» SET TASK
Word for word, restate every line of the material.

» Stored entries
━━━━━━━━━━━━━━━━━━━━━━━━━━━━━━

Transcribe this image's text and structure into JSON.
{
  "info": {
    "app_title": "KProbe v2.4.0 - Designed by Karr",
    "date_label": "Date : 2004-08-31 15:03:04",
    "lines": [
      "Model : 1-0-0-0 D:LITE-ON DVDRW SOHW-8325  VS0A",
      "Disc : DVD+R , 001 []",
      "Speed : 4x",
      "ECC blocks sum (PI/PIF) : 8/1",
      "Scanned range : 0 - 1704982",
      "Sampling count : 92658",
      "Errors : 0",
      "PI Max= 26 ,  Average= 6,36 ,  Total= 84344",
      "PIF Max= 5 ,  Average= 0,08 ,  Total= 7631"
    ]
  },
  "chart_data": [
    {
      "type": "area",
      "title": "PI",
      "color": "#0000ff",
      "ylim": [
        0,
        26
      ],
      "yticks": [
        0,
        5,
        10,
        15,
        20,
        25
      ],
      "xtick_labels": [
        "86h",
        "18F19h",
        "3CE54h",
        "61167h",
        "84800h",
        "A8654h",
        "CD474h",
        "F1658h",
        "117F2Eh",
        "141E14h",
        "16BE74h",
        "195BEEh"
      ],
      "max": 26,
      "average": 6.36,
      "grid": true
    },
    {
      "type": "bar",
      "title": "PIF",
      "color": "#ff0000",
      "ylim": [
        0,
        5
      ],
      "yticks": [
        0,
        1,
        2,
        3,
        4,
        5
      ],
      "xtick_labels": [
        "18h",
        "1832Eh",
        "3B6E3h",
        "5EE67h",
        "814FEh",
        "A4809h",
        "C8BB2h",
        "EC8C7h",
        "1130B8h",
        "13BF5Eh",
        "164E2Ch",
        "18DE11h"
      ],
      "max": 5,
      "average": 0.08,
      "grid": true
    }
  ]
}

━━━━━━━━━━━━━━━━━━━━━━━━━━━━━━

» FINAL RESULT
Transcribe this image's text and structure into JSON.
{
  "info": {
    "app_title": "KProbe v2.4.0 - Designed by Karr",
    "date_label": "Date : 2004-08-31 15:03:04",
    "lines": [
      "Model : 1-0-0-0 D:LITE-ON DVDRW SOHW-8325  VS0A",
      "Disc : DVD+R , 001 []",
      "Speed : 4x",
      "ECC blocks sum (PI/PIF) : 8/1",
      "Scanned range : 0 - 1704982",
      "Sampling count : 92658",
      "Errors : 0",
      "PI Max= 26 ,  Average= 6,36 ,  Total= 84344",
      "PIF Max= 5 ,  Average= 0,08 ,  Total= 7631"
    ]
  },
  "chart_data": [
    {
      "type": "area",
      "title": "PI",
      "color": "#0000ff",
      "ylim": [
        0,
        26
      ],
      "yticks": [
        0,
        5,
        10,
        15,
        20,
        25
      ],
      "xtick_labels": [
        "86h",
        "18F19h",
        "3CE54h",
        "61167h",
        "84800h",
        "A8654h",
        "CD474h",
        "F1658h",
        "117F2Eh",
        "141E14h",
        "16BE74h",
        "195BEEh"
      ],
      "max": 26,
      "average": 6.36,
      "grid": true
    },
    {
      "type": "bar",
      "title": "PIF",
      "color": "#ff0000",
      "ylim": [
        0,
        5
      ],
      "yticks": [
        0,
        1,
        2,
        3,
        4,
        5
      ],
      "xtick_labels": [
        "18h",
        "1832Eh",
        "3B6E3h",
        "5EE67h",
        "814FEh",
        "A4809h",
        "C8BB2h",
        "EC8C7h",
        "1130B8h",
        "13BF5Eh",
        "164E2Ch",
        "18DE11h"
      ],
      "max": 5,
      "average": 0.08,
      "grid": true
    }
  ]
}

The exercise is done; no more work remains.